What is expected: Determine how many lines below hold the string "spruta". Reply with the number alone.

____________

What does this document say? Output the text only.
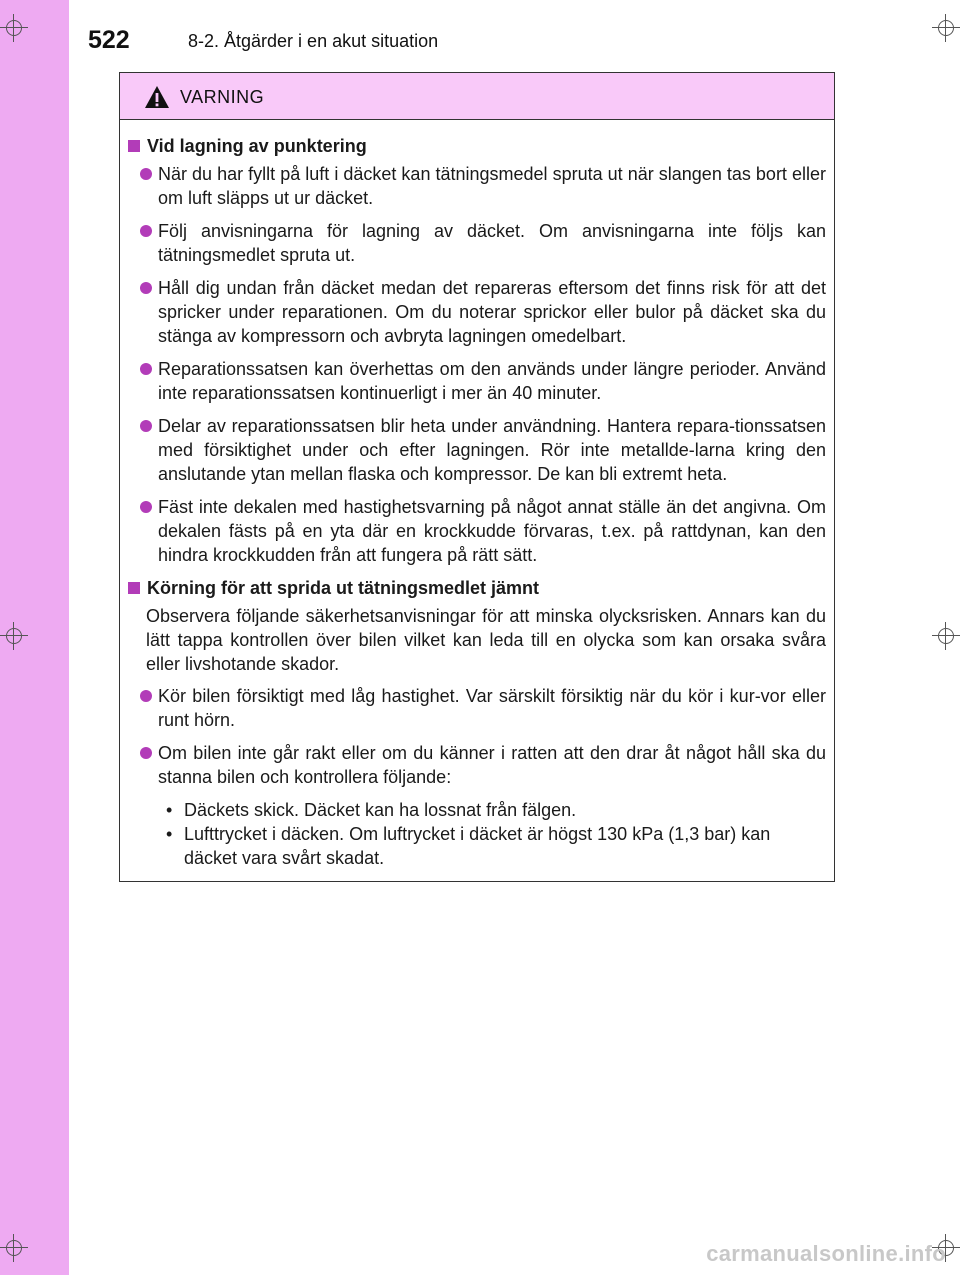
522	8-2. Åtgärder i en akut situation
VARNING
Vid lagning av punktering
När du har fyllt på luft i däcket kan tätningsmedel spruta ut när slangen tas bort eller om luft släpps ut ur däcket.
Följ anvisningarna för lagning av däcket. Om anvisningarna inte följs kan tätningsmedlet spruta ut.
Håll dig undan från däcket medan det repareras eftersom det finns risk för att det spricker under reparationen. Om du noterar sprickor eller bulor på däcket ska du stänga av kompressorn och avbryta lagningen omedelbart.
Reparationssatsen kan överhettas om den används under längre perioder. Använd inte reparationssatsen kontinuerligt i mer än 40 minuter.
Delar av reparationssatsen blir heta under användning. Hantera repara-tionssatsen med försiktighet under och efter lagningen. Rör inte metallde-larna kring den anslutande ytan mellan flaska och kompressor. De kan bli extremt heta.
Fäst inte dekalen med hastighetsvarning på något annat ställe än det angivna. Om dekalen fästs på en yta där en krockkudde förvaras, t.ex. på rattdynan, kan den hindra krockkudden från att fungera på rätt sätt.
Körning för att sprida ut tätningsmedlet jämnt
Observera följande säkerhetsanvisningar för att minska olycksrisken. Annars kan du lätt tappa kontrollen över bilen vilket kan leda till en olycka som kan orsaka svåra eller livshotande skador.
Kör bilen försiktigt med låg hastighet. Var särskilt försiktig när du kör i kur-vor eller runt hörn.
Om bilen inte går rakt eller om du känner i ratten att den drar åt något håll ska du stanna bilen och kontrollera följande:
• Däckets skick. Däcket kan ha lossnat från fälgen.
• Lufttrycket i däcken. Om luftrycket i däcket är högst 130 kPa (1,3 bar) kan däcket vara svårt skadat.
carmanualsonline.info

____________

Response for this exercise: 2